Stated task →
Would you copy out the whole listing exactly as given?
_ _ _
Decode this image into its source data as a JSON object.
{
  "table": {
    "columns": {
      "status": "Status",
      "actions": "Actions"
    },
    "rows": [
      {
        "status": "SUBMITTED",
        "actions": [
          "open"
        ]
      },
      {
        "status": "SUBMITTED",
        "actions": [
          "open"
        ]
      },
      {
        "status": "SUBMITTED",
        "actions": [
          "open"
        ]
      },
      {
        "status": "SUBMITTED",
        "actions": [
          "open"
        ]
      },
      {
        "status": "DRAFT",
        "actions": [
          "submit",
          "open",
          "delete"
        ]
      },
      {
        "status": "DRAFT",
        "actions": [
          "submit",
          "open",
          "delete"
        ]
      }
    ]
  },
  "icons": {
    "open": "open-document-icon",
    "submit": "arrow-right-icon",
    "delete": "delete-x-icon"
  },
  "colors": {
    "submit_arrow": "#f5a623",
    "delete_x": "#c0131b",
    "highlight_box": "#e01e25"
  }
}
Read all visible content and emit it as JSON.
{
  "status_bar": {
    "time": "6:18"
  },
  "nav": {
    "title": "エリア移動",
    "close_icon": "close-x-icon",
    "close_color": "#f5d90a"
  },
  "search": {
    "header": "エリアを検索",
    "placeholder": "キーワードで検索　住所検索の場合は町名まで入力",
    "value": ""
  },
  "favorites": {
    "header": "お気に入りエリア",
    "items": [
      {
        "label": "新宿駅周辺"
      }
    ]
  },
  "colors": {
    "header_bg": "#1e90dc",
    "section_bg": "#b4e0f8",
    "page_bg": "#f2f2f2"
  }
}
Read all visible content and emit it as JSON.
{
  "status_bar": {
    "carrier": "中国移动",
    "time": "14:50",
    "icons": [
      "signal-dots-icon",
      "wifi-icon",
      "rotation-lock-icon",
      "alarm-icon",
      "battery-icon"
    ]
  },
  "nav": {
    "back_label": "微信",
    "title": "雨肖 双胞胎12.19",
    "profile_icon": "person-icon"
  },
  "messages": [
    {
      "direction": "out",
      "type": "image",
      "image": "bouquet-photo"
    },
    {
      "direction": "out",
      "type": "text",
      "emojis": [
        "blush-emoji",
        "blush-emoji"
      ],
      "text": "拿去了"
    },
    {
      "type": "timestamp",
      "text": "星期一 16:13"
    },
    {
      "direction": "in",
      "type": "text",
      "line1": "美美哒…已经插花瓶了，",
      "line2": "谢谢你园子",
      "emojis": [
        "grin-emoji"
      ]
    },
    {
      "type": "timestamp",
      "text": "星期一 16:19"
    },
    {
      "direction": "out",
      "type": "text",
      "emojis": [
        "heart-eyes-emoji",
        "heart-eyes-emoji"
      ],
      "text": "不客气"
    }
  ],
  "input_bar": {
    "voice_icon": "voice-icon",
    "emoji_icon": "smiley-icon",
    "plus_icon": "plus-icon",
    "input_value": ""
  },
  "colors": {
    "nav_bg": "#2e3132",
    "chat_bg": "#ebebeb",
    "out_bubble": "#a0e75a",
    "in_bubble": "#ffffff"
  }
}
_ _ _
Response to the exercise →
Decode this image into its source data as a JSON object.
{
  "table": {
    "columns": {
      "status": "Status",
      "actions": "Actions"
    },
    "rows": [
      {
        "status": "SUBMITTED",
        "actions": [
          "open"
        ]
      },
      {
        "status": "SUBMITTED",
        "actions": [
          "open"
        ]
      },
      {
        "status": "SUBMITTED",
        "actions": [
          "open"
        ]
      },
      {
        "status": "SUBMITTED",
        "actions": [
          "open"
        ]
      },
      {
        "status": "DRAFT",
        "actions": [
          "submit",
          "open",
          "delete"
        ]
      },
      {
        "status": "DRAFT",
        "actions": [
          "submit",
          "open",
          "delete"
        ]
      }
    ]
  },
  "icons": {
    "open": "open-document-icon",
    "submit": "arrow-right-icon",
    "delete": "delete-x-icon"
  },
  "colors": {
    "submit_arrow": "#f5a623",
    "delete_x": "#c0131b",
    "highlight_box": "#e01e25"
  }
}
Read all visible content and emit it as JSON.
{
  "status_bar": {
    "time": "6:18"
  },
  "nav": {
    "title": "エリア移動",
    "close_icon": "close-x-icon",
    "close_color": "#f5d90a"
  },
  "search": {
    "header": "エリアを検索",
    "placeholder": "キーワードで検索　住所検索の場合は町名まで入力",
    "value": ""
  },
  "favorites": {
    "header": "お気に入りエリア",
    "items": [
      {
        "label": "新宿駅周辺"
      }
    ]
  },
  "colors": {
    "header_bg": "#1e90dc",
    "section_bg": "#b4e0f8",
    "page_bg": "#f2f2f2"
  }
}
Read all visible content and emit it as JSON.
{
  "status_bar": {
    "carrier": "中国移动",
    "time": "14:50",
    "icons": [
      "signal-dots-icon",
      "wifi-icon",
      "rotation-lock-icon",
      "alarm-icon",
      "battery-icon"
    ]
  },
  "nav": {
    "back_label": "微信",
    "title": "雨肖 双胞胎12.19",
    "profile_icon": "person-icon"
  },
  "messages": [
    {
      "direction": "out",
      "type": "image",
      "image": "bouquet-photo"
    },
    {
      "direction": "out",
      "type": "text",
      "emojis": [
        "blush-emoji",
        "blush-emoji"
      ],
      "text": "拿去了"
    },
    {
      "type": "timestamp",
      "text": "星期一 16:13"
    },
    {
      "direction": "in",
      "type": "text",
      "line1": "美美哒…已经插花瓶了，",
      "line2": "谢谢你园子",
      "emojis": [
        "grin-emoji"
      ]
    },
    {
      "type": "timestamp",
      "text": "星期一 16:19"
    },
    {
      "direction": "out",
      "type": "text",
      "emojis": [
        "heart-eyes-emoji",
        "heart-eyes-emoji"
      ],
      "text": "不客气"
    }
  ],
  "input_bar": {
    "voice_icon": "voice-icon",
    "emoji_icon": "smiley-icon",
    "plus_icon": "plus-icon",
    "input_value": ""
  },
  "colors": {
    "nav_bg": "#2e3132",
    "chat_bg": "#ebebeb",
    "out_bubble": "#a0e75a",
    "in_bubble": "#ffffff"
  }
}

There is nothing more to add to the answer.